--- Entries ---

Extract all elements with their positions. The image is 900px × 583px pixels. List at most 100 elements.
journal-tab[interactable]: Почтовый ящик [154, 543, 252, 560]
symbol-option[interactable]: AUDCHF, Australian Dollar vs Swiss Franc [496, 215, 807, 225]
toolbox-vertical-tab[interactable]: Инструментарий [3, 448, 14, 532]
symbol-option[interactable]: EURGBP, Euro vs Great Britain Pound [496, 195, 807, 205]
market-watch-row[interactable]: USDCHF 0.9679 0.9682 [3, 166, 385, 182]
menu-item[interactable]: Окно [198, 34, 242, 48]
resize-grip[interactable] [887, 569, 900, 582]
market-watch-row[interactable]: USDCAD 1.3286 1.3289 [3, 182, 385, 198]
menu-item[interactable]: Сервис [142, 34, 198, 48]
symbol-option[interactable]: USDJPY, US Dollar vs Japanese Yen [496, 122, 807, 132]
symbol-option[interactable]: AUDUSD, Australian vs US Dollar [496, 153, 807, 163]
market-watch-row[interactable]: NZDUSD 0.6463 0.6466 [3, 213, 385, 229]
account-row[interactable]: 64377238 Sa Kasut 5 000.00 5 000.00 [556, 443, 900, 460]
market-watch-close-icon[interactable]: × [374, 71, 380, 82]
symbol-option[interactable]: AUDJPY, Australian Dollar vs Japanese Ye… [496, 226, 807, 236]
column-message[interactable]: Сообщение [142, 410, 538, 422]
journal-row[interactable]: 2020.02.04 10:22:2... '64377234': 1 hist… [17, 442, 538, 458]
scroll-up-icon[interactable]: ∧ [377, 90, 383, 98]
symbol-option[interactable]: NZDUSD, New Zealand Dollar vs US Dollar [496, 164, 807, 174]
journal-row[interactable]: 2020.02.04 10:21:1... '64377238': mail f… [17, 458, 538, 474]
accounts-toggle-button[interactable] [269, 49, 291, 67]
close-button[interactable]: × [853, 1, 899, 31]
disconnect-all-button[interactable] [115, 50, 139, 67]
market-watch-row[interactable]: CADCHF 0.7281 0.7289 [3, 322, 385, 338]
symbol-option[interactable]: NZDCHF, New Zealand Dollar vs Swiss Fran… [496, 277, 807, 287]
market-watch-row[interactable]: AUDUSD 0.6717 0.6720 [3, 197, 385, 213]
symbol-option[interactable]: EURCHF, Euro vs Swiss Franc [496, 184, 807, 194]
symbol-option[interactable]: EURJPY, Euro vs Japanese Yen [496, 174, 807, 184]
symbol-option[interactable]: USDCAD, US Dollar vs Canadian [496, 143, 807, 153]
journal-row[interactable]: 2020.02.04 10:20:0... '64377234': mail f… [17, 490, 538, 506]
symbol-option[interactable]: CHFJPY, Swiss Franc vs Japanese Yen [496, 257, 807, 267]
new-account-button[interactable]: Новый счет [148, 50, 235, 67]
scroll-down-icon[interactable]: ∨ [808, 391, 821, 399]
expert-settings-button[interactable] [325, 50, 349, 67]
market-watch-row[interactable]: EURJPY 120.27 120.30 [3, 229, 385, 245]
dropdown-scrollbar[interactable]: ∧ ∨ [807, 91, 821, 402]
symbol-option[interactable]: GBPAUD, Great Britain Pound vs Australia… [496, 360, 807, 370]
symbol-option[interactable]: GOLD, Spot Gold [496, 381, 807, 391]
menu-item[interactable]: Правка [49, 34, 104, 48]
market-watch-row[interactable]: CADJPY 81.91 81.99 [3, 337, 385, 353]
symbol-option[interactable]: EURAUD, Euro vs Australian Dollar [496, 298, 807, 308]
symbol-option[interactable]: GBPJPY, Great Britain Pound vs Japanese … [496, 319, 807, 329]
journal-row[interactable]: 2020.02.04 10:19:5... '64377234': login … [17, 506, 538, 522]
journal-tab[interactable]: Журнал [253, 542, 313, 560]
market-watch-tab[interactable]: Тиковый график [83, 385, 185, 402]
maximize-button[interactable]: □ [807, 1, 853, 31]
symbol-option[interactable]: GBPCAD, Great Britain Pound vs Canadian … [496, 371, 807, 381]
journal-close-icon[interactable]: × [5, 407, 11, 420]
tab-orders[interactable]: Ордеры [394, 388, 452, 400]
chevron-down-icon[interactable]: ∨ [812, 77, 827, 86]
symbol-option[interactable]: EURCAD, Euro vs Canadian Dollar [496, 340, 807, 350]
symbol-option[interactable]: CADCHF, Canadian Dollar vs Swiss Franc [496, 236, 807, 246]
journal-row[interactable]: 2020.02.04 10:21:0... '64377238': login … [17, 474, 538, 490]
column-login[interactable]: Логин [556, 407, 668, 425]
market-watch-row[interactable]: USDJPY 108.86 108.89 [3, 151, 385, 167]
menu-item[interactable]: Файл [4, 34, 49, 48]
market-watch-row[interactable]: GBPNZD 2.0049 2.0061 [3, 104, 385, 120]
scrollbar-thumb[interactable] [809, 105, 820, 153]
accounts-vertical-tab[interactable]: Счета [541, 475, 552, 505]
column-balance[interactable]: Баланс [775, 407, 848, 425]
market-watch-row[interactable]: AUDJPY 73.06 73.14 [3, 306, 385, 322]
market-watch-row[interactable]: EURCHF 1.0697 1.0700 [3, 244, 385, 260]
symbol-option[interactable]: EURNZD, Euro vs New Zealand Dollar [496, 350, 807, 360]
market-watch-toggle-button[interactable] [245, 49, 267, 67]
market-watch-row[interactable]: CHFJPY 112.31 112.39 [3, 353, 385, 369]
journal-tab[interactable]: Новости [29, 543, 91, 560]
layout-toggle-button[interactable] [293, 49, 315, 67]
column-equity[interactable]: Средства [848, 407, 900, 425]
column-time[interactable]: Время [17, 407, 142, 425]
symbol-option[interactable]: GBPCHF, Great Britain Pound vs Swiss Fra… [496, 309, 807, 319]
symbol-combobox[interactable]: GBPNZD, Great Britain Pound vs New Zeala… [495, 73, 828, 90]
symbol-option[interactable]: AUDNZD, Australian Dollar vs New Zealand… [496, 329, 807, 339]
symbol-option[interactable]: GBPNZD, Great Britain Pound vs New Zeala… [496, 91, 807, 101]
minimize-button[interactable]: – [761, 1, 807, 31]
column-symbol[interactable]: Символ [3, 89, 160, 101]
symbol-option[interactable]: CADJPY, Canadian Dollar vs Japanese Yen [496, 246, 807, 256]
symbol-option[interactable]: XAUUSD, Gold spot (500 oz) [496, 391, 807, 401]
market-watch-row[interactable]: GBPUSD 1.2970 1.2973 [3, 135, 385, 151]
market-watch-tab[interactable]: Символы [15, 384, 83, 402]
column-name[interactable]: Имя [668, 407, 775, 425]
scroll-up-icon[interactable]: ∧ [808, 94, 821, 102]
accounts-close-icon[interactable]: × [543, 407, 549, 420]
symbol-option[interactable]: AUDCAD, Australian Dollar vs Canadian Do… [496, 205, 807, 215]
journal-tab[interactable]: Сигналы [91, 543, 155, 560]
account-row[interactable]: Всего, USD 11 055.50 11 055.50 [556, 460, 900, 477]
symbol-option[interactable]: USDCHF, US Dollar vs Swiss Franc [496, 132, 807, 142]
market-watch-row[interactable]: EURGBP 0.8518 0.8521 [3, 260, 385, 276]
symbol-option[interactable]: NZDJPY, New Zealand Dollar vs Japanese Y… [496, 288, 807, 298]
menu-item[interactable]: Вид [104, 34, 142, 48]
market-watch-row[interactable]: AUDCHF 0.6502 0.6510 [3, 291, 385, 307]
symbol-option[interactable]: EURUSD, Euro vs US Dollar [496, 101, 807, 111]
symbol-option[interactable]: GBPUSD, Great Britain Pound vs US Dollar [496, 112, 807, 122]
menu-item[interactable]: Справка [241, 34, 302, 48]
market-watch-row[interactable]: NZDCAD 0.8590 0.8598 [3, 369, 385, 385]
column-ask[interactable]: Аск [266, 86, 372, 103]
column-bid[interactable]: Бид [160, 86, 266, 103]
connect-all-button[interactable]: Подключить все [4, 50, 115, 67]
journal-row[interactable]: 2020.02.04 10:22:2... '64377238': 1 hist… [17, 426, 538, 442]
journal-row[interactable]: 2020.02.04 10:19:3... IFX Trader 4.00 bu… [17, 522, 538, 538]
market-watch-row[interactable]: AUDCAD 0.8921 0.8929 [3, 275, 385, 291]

--- Stated goal ---
Reproduce the rows above, from the first one through the line containing "resize-grip[interactable] [887, 569, 900, 582]", including both ends.

--- Full solution ---
Extract all elements with their positions. The image is 900px × 583px pixels. List at most 100 elements.
journal-tab[interactable]: Почтовый ящик [154, 543, 252, 560]
symbol-option[interactable]: AUDCHF, Australian Dollar vs Swiss Franc [496, 215, 807, 225]
toolbox-vertical-tab[interactable]: Инструментарий [3, 448, 14, 532]
symbol-option[interactable]: EURGBP, Euro vs Great Britain Pound [496, 195, 807, 205]
market-watch-row[interactable]: USDCHF 0.9679 0.9682 [3, 166, 385, 182]
menu-item[interactable]: Окно [198, 34, 242, 48]
resize-grip[interactable] [887, 569, 900, 582]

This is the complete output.